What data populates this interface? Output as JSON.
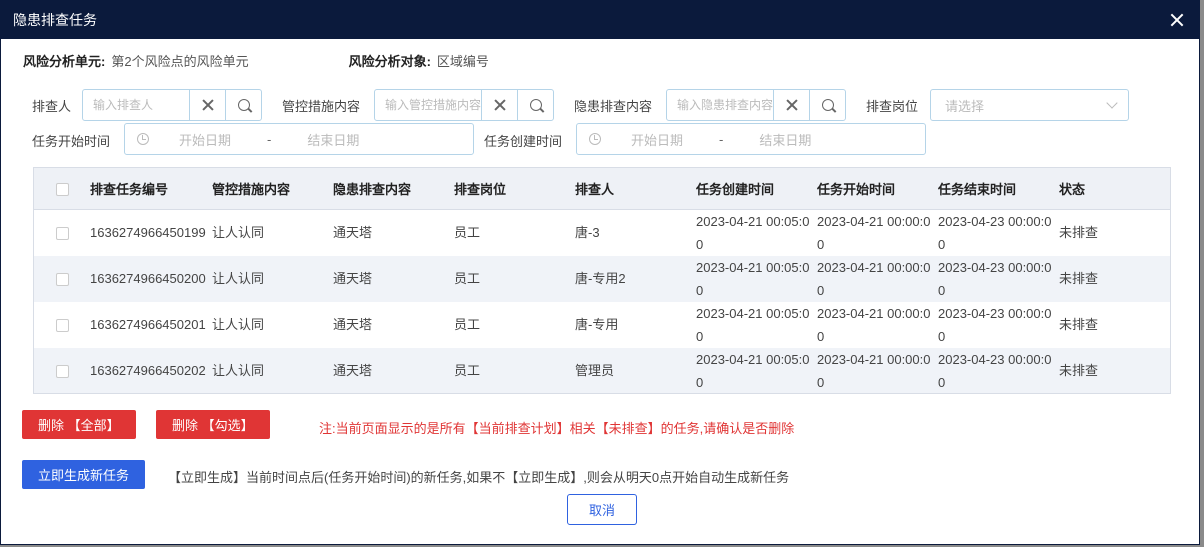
{
  "dialog": {
    "title": "隐患排查任务"
  },
  "info": {
    "unit_label": "风险分析单元:",
    "unit_value": "第2个风险点的风险单元",
    "object_label": "风险分析对象:",
    "object_value": "区域编号"
  },
  "filters": {
    "inspector": {
      "label": "排查人",
      "placeholder": "输入排查人"
    },
    "control": {
      "label": "管控措施内容",
      "placeholder": "输入管控措施内容"
    },
    "hazard": {
      "label": "隐患排查内容",
      "placeholder": "输入隐患排查内容"
    },
    "post": {
      "label": "排查岗位",
      "placeholder": "请选择"
    },
    "start_time": {
      "label": "任务开始时间",
      "from": "开始日期",
      "to": "结束日期",
      "sep": "-"
    },
    "create_time": {
      "label": "任务创建时间",
      "from": "开始日期",
      "to": "结束日期",
      "sep": "-"
    }
  },
  "table": {
    "headers": [
      "排查任务编号",
      "管控措施内容",
      "隐患排查内容",
      "排查岗位",
      "排查人",
      "任务创建时间",
      "任务开始时间",
      "任务结束时间",
      "状态"
    ],
    "rows": [
      [
        "1636274966450199",
        "让人认同",
        "通天塔",
        "员工",
        "唐-3",
        "2023-04-21 00:05:00",
        "2023-04-21 00:00:00",
        "2023-04-23 00:00:00",
        "未排查"
      ],
      [
        "1636274966450200",
        "让人认同",
        "通天塔",
        "员工",
        "唐-专用2",
        "2023-04-21 00:05:00",
        "2023-04-21 00:00:00",
        "2023-04-23 00:00:00",
        "未排查"
      ],
      [
        "1636274966450201",
        "让人认同",
        "通天塔",
        "员工",
        "唐-专用",
        "2023-04-21 00:05:00",
        "2023-04-21 00:00:00",
        "2023-04-23 00:00:00",
        "未排查"
      ],
      [
        "1636274966450202",
        "让人认同",
        "通天塔",
        "员工",
        "管理员",
        "2023-04-21 00:05:00",
        "2023-04-21 00:00:00",
        "2023-04-23 00:00:00",
        "未排查"
      ]
    ]
  },
  "actions": {
    "delete_all": "删除 【全部】",
    "delete_selected": "删除 【勾选】",
    "delete_note": "注:当前页面显示的是所有【当前排查计划】相关【未排查】的任务,请确认是否删除",
    "generate": "立即生成新任务",
    "generate_note": "【立即生成】当前时间点后(任务开始时间)的新任务,如果不【立即生成】,则会从明天0点开始自动生成新任务",
    "cancel": "取消"
  },
  "icons": {
    "close": "close-icon",
    "clear": "clear-icon",
    "search": "search-icon",
    "clock": "clock-icon",
    "chevron": "chevron-down-icon"
  },
  "colors": {
    "titlebar": "#0b1a3c",
    "danger": "#e03535",
    "primary": "#2f62e0"
  }
}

## Exercise directions
Write out each entry exactly as given, omitting any picture.

## Output for this exercise
What data populates this interface? Output as JSON.
{
  "dialog": {
    "title": "隐患排查任务"
  },
  "info": {
    "unit_label": "风险分析单元:",
    "unit_value": "第2个风险点的风险单元",
    "object_label": "风险分析对象:",
    "object_value": "区域编号"
  },
  "filters": {
    "inspector": {
      "label": "排查人",
      "placeholder": "输入排查人"
    },
    "control": {
      "label": "管控措施内容",
      "placeholder": "输入管控措施内容"
    },
    "hazard": {
      "label": "隐患排查内容",
      "placeholder": "输入隐患排查内容"
    },
    "post": {
      "label": "排查岗位",
      "placeholder": "请选择"
    },
    "start_time": {
      "label": "任务开始时间",
      "from": "开始日期",
      "to": "结束日期",
      "sep": "-"
    },
    "create_time": {
      "label": "任务创建时间",
      "from": "开始日期",
      "to": "结束日期",
      "sep": "-"
    }
  },
  "table": {
    "headers": [
      "排查任务编号",
      "管控措施内容",
      "隐患排查内容",
      "排查岗位",
      "排查人",
      "任务创建时间",
      "任务开始时间",
      "任务结束时间",
      "状态"
    ],
    "rows": [
      [
        "1636274966450199",
        "让人认同",
        "通天塔",
        "员工",
        "唐-3",
        "2023-04-21 00:05:00",
        "2023-04-21 00:00:00",
        "2023-04-23 00:00:00",
        "未排查"
      ],
      [
        "1636274966450200",
        "让人认同",
        "通天塔",
        "员工",
        "唐-专用2",
        "2023-04-21 00:05:00",
        "2023-04-21 00:00:00",
        "2023-04-23 00:00:00",
        "未排查"
      ],
      [
        "1636274966450201",
        "让人认同",
        "通天塔",
        "员工",
        "唐-专用",
        "2023-04-21 00:05:00",
        "2023-04-21 00:00:00",
        "2023-04-23 00:00:00",
        "未排查"
      ],
      [
        "1636274966450202",
        "让人认同",
        "通天塔",
        "员工",
        "管理员",
        "2023-04-21 00:05:00",
        "2023-04-21 00:00:00",
        "2023-04-23 00:00:00",
        "未排查"
      ]
    ]
  },
  "actions": {
    "delete_all": "删除 【全部】",
    "delete_selected": "删除 【勾选】",
    "delete_note": "注:当前页面显示的是所有【当前排查计划】相关【未排查】的任务,请确认是否删除",
    "generate": "立即生成新任务",
    "generate_note": "【立即生成】当前时间点后(任务开始时间)的新任务,如果不【立即生成】,则会从明天0点开始自动生成新任务",
    "cancel": "取消"
  },
  "icons": {
    "close": "close-icon",
    "clear": "clear-icon",
    "search": "search-icon",
    "clock": "clock-icon",
    "chevron": "chevron-down-icon"
  },
  "colors": {
    "titlebar": "#0b1a3c",
    "danger": "#e03535",
    "primary": "#2f62e0"
  }
}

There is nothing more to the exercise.